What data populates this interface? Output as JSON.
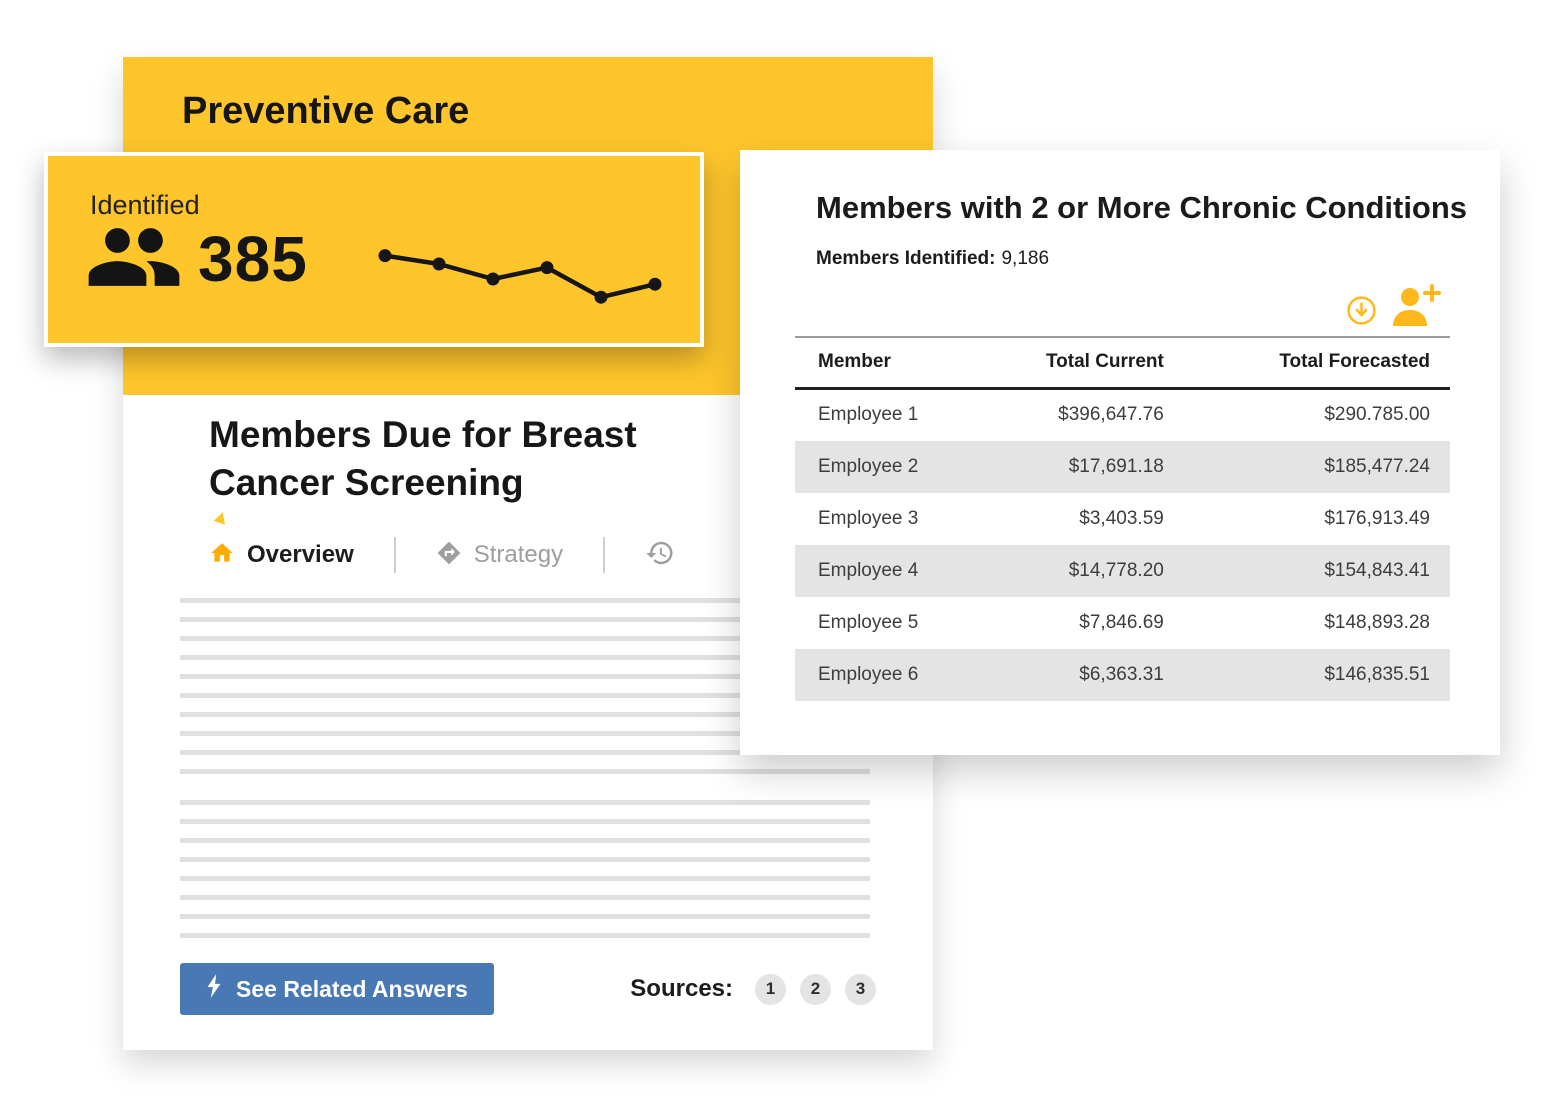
{
  "preventive_care": {
    "title": "Preventive Care"
  },
  "identified_card": {
    "label": "Identified",
    "value": "385",
    "sparkline": {
      "type": "line",
      "values": [
        93,
        77,
        48,
        70,
        13,
        38
      ]
    }
  },
  "document": {
    "title": "Members Due for Breast Cancer Screening",
    "tabs": [
      {
        "label": "Overview",
        "active": true
      },
      {
        "label": "Strategy",
        "active": false
      }
    ],
    "related_button": "See Related Answers",
    "sources_label": "Sources:",
    "sources": [
      "1",
      "2",
      "3"
    ]
  },
  "chronic_panel": {
    "title": "Members with 2 or More Chronic Conditions",
    "identified_label": "Members Identified:",
    "identified_value": "9,186",
    "table": {
      "columns": [
        "Member",
        "Total Current",
        "Total Forecasted"
      ],
      "rows": [
        [
          "Employee 1",
          "$396,647.76",
          "$290.785.00"
        ],
        [
          "Employee 2",
          "$17,691.18",
          "$185,477.24"
        ],
        [
          "Employee 3",
          "$3,403.59",
          "$176,913.49"
        ],
        [
          "Employee 4",
          "$14,778.20",
          "$154,843.41"
        ],
        [
          "Employee 5",
          "$7,846.69",
          "$148,893.28"
        ],
        [
          "Employee 6",
          "$6,363.31",
          "$146,835.51"
        ]
      ]
    }
  },
  "icons": {
    "members": "two-people silhouette",
    "overview": "home",
    "strategy": "diamond-direction-arrow",
    "history": "clock-restore",
    "download": "circled-down-arrow",
    "add_member": "person-plus",
    "related": "lightning-bolt"
  },
  "colors": {
    "yellow": "#FFC62B",
    "accent_yellow": "#FFB81C",
    "blue": "#4879B4"
  }
}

###

▶ What you are asked to do
Search the listing for the word "title". Copy every line in which it occurs.

▶ Task solution
    "title": "Preventive Care"
    "title": "Members Due for Breast Cancer Screening",
    "title": "Members with 2 or More Chronic Conditions",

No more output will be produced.